-- Begin STORED RECORDS --

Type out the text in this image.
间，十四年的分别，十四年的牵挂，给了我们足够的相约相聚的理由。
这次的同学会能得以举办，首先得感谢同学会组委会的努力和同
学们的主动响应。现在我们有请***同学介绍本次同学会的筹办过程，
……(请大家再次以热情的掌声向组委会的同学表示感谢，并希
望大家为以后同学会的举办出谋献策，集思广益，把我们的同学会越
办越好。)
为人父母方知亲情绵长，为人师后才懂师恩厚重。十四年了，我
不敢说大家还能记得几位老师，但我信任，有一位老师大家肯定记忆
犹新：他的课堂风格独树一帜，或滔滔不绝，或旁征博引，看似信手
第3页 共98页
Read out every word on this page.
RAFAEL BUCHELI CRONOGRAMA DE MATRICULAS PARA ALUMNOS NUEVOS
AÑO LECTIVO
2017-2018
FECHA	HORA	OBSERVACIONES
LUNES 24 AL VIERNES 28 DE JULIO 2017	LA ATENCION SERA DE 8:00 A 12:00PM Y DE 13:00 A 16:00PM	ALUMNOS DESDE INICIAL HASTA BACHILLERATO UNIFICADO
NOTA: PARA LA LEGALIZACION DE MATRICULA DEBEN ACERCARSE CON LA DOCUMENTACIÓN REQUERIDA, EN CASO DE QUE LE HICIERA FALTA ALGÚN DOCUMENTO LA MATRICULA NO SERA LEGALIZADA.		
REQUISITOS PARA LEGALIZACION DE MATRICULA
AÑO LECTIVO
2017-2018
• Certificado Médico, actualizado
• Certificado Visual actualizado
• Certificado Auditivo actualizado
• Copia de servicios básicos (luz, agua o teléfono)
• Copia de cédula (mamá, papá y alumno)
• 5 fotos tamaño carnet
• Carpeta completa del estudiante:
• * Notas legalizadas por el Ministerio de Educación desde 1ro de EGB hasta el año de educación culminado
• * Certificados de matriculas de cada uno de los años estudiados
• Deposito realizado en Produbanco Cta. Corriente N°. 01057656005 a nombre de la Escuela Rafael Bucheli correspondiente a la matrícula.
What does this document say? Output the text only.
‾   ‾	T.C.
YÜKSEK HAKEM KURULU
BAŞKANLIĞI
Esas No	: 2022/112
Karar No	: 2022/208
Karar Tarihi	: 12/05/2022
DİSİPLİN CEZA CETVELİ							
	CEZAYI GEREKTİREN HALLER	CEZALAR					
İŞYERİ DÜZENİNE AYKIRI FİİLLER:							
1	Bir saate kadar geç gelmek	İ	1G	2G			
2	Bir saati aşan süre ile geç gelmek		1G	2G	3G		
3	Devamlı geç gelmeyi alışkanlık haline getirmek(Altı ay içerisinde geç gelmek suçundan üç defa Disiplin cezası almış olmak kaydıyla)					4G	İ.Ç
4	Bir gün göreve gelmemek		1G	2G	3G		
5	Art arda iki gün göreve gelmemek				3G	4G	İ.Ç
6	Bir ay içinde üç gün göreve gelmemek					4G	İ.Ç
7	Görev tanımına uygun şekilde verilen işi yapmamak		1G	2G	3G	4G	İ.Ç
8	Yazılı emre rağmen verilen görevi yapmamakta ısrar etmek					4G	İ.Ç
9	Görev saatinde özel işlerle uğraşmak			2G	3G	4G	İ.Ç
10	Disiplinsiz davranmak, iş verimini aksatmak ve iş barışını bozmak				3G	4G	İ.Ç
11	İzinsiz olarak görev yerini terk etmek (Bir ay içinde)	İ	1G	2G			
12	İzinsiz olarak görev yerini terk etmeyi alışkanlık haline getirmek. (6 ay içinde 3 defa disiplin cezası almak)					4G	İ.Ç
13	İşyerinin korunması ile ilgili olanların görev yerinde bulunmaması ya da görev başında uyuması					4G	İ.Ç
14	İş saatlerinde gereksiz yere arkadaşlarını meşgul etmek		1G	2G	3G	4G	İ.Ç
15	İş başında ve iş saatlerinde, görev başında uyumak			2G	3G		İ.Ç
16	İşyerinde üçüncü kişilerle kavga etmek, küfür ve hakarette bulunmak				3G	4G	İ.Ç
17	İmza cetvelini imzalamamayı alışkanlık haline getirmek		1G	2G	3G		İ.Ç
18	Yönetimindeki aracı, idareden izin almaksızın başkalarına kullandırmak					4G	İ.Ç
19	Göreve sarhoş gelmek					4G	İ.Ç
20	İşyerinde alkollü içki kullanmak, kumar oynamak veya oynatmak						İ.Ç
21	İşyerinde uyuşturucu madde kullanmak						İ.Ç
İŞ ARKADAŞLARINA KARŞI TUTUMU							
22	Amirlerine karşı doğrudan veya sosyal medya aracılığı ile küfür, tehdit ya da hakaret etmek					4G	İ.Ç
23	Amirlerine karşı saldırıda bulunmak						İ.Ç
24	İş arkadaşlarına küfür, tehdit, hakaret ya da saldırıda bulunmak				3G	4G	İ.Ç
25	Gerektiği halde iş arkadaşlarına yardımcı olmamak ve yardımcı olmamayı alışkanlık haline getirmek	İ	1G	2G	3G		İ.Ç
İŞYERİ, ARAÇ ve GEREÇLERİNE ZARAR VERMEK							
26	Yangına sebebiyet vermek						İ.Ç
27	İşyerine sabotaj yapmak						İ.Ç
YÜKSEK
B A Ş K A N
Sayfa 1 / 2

-- End STORED RECORDS --

WRITTEN INSTRUCTION -> Which lines in the listing above hold the word "küfür"? Show each of them.

EXPECTED ANSWER ->
16	İşyerinde üçüncü kişilerle kavga etmek, küfür ve hakarette bulunmak				3G	4G	İ.Ç
22	Amirlerine karşı doğrudan veya sosyal medya aracılığı ile küfür, tehdit ya da hakaret etmek					4G	İ.Ç
24	İş arkadaşlarına küfür, tehdit, hakaret ya da saldırıda bulunmak				3G	4G	İ.Ç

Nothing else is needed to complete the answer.